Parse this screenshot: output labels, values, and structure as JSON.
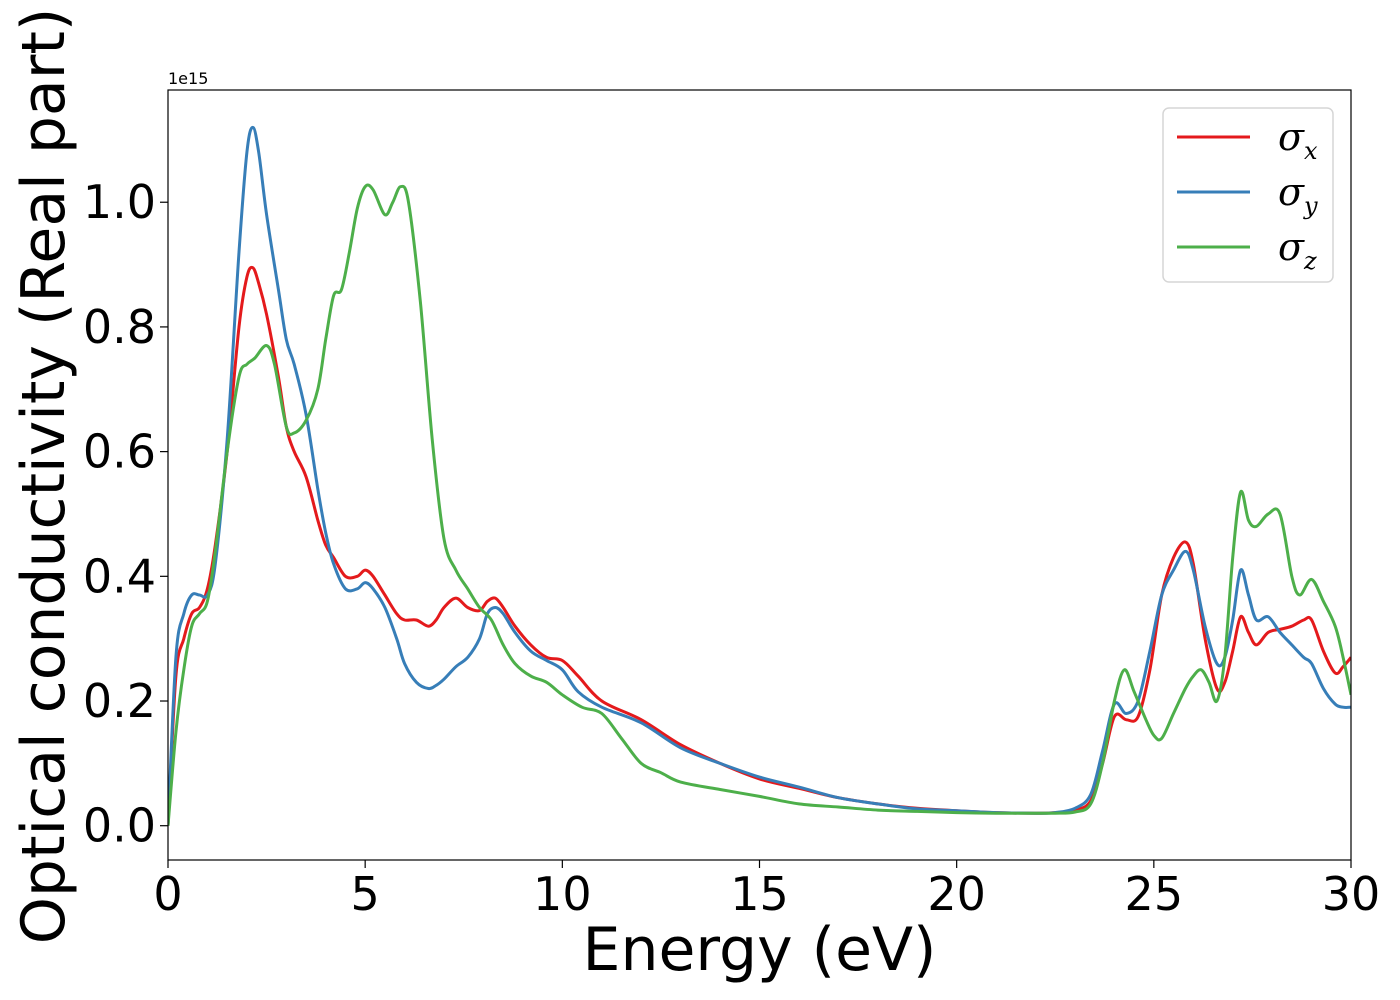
{
  "chart_data": {
    "type": "line",
    "title": "",
    "xlabel": "Energy (eV)",
    "ylabel": "Optical conductivity (Real part)",
    "y_offset_label": "1e15",
    "xlim": [
      0,
      30
    ],
    "ylim": [
      -0.055,
      1.18
    ],
    "xticks": [
      0,
      5,
      10,
      15,
      20,
      25,
      30
    ],
    "xtick_labels": [
      "0",
      "5",
      "10",
      "15",
      "20",
      "25",
      "30"
    ],
    "yticks": [
      0.0,
      0.2,
      0.4,
      0.6,
      0.8,
      1.0
    ],
    "ytick_labels": [
      "0.0",
      "0.2",
      "0.4",
      "0.6",
      "0.8",
      "1.0"
    ],
    "grid": false,
    "legend_position": "top-right",
    "series": [
      {
        "name": "σx",
        "symbol": "σ",
        "subscript": "x",
        "color": "#e41a1c",
        "x": [
          0,
          0.2,
          0.4,
          0.6,
          0.8,
          1.0,
          1.2,
          1.5,
          1.8,
          2.0,
          2.15,
          2.3,
          2.5,
          2.8,
          3.0,
          3.2,
          3.5,
          3.8,
          4.0,
          4.2,
          4.5,
          4.8,
          5.0,
          5.2,
          5.5,
          5.8,
          6.0,
          6.3,
          6.6,
          6.8,
          7.0,
          7.3,
          7.6,
          7.9,
          8.1,
          8.3,
          8.5,
          8.8,
          9.2,
          9.6,
          10.0,
          10.4,
          11.0,
          12.0,
          13.0,
          14.0,
          15.0,
          16.0,
          17.0,
          18.0,
          19.0,
          20.0,
          21.0,
          22.0,
          22.5,
          23.0,
          23.4,
          23.7,
          24.0,
          24.3,
          24.6,
          24.9,
          25.2,
          25.5,
          25.8,
          26.0,
          26.3,
          26.6,
          26.8,
          27.0,
          27.2,
          27.4,
          27.6,
          27.9,
          28.2,
          28.5,
          28.8,
          29.0,
          29.3,
          29.6,
          29.8,
          30.0
        ],
        "y": [
          0.0,
          0.24,
          0.3,
          0.34,
          0.35,
          0.38,
          0.45,
          0.6,
          0.8,
          0.88,
          0.895,
          0.87,
          0.82,
          0.72,
          0.64,
          0.6,
          0.56,
          0.49,
          0.45,
          0.43,
          0.4,
          0.4,
          0.41,
          0.4,
          0.37,
          0.34,
          0.33,
          0.33,
          0.32,
          0.33,
          0.35,
          0.365,
          0.35,
          0.345,
          0.36,
          0.365,
          0.35,
          0.32,
          0.29,
          0.27,
          0.265,
          0.24,
          0.2,
          0.17,
          0.13,
          0.1,
          0.075,
          0.06,
          0.045,
          0.035,
          0.028,
          0.024,
          0.021,
          0.02,
          0.021,
          0.025,
          0.04,
          0.1,
          0.175,
          0.17,
          0.175,
          0.25,
          0.37,
          0.43,
          0.455,
          0.42,
          0.3,
          0.22,
          0.23,
          0.28,
          0.335,
          0.31,
          0.29,
          0.31,
          0.315,
          0.32,
          0.33,
          0.33,
          0.28,
          0.245,
          0.255,
          0.27
        ]
      },
      {
        "name": "σy",
        "symbol": "σ",
        "subscript": "y",
        "color": "#377eb8",
        "x": [
          0,
          0.2,
          0.4,
          0.6,
          0.8,
          1.0,
          1.2,
          1.5,
          1.8,
          2.0,
          2.15,
          2.3,
          2.5,
          2.8,
          3.0,
          3.2,
          3.5,
          3.8,
          4.0,
          4.2,
          4.5,
          4.8,
          5.0,
          5.2,
          5.5,
          5.8,
          6.0,
          6.3,
          6.6,
          6.8,
          7.0,
          7.3,
          7.6,
          7.9,
          8.1,
          8.3,
          8.5,
          8.8,
          9.2,
          9.6,
          10.0,
          10.4,
          11.0,
          12.0,
          13.0,
          14.0,
          15.0,
          16.0,
          17.0,
          18.0,
          19.0,
          20.0,
          21.0,
          22.0,
          22.5,
          23.0,
          23.4,
          23.7,
          24.0,
          24.3,
          24.6,
          24.9,
          25.2,
          25.5,
          25.8,
          26.0,
          26.3,
          26.6,
          26.8,
          27.0,
          27.2,
          27.4,
          27.6,
          27.9,
          28.2,
          28.5,
          28.8,
          29.0,
          29.3,
          29.6,
          29.8,
          30.0
        ],
        "y": [
          0.0,
          0.27,
          0.34,
          0.37,
          0.37,
          0.37,
          0.42,
          0.62,
          0.92,
          1.08,
          1.12,
          1.08,
          0.98,
          0.86,
          0.78,
          0.74,
          0.66,
          0.54,
          0.47,
          0.42,
          0.38,
          0.38,
          0.39,
          0.38,
          0.35,
          0.3,
          0.26,
          0.23,
          0.22,
          0.225,
          0.235,
          0.255,
          0.27,
          0.3,
          0.34,
          0.35,
          0.34,
          0.31,
          0.28,
          0.265,
          0.25,
          0.215,
          0.19,
          0.165,
          0.125,
          0.1,
          0.078,
          0.062,
          0.045,
          0.035,
          0.027,
          0.024,
          0.021,
          0.02,
          0.021,
          0.028,
          0.05,
          0.12,
          0.195,
          0.18,
          0.2,
          0.28,
          0.37,
          0.41,
          0.44,
          0.41,
          0.32,
          0.26,
          0.27,
          0.33,
          0.41,
          0.37,
          0.33,
          0.335,
          0.31,
          0.29,
          0.27,
          0.26,
          0.22,
          0.195,
          0.19,
          0.19
        ]
      },
      {
        "name": "σz",
        "symbol": "σ",
        "subscript": "z",
        "color": "#4daf4a",
        "x": [
          0,
          0.2,
          0.4,
          0.6,
          0.8,
          1.0,
          1.2,
          1.5,
          1.8,
          2.0,
          2.2,
          2.5,
          2.7,
          3.0,
          3.2,
          3.5,
          3.8,
          4.0,
          4.2,
          4.4,
          4.6,
          4.8,
          5.0,
          5.2,
          5.5,
          5.7,
          5.9,
          6.1,
          6.4,
          6.7,
          7.0,
          7.3,
          7.6,
          7.9,
          8.2,
          8.5,
          8.8,
          9.2,
          9.6,
          10.0,
          10.5,
          11.0,
          11.5,
          12.0,
          12.5,
          13.0,
          14.0,
          15.0,
          16.0,
          17.0,
          18.0,
          19.0,
          20.0,
          21.0,
          22.0,
          22.5,
          23.0,
          23.4,
          23.7,
          24.0,
          24.25,
          24.5,
          24.8,
          25.0,
          25.2,
          25.5,
          25.8,
          26.0,
          26.2,
          26.4,
          26.6,
          26.8,
          27.0,
          27.2,
          27.4,
          27.6,
          27.9,
          28.2,
          28.5,
          28.7,
          29.0,
          29.3,
          29.6,
          29.8,
          30.0
        ],
        "y": [
          0.0,
          0.15,
          0.25,
          0.32,
          0.34,
          0.36,
          0.44,
          0.6,
          0.72,
          0.74,
          0.75,
          0.77,
          0.74,
          0.64,
          0.63,
          0.65,
          0.7,
          0.78,
          0.85,
          0.86,
          0.92,
          0.99,
          1.025,
          1.02,
          0.98,
          1.0,
          1.025,
          1.0,
          0.84,
          0.62,
          0.46,
          0.41,
          0.38,
          0.35,
          0.33,
          0.29,
          0.26,
          0.24,
          0.23,
          0.21,
          0.19,
          0.18,
          0.14,
          0.1,
          0.085,
          0.07,
          0.058,
          0.047,
          0.035,
          0.03,
          0.025,
          0.023,
          0.021,
          0.02,
          0.02,
          0.02,
          0.022,
          0.035,
          0.1,
          0.2,
          0.25,
          0.215,
          0.17,
          0.145,
          0.14,
          0.18,
          0.22,
          0.24,
          0.25,
          0.23,
          0.2,
          0.27,
          0.43,
          0.535,
          0.49,
          0.48,
          0.5,
          0.5,
          0.4,
          0.37,
          0.395,
          0.36,
          0.32,
          0.27,
          0.21
        ]
      }
    ]
  }
}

— Your objective —
State only the number of lines in these entries that contain "subscript".

— Answer to the exercise —
3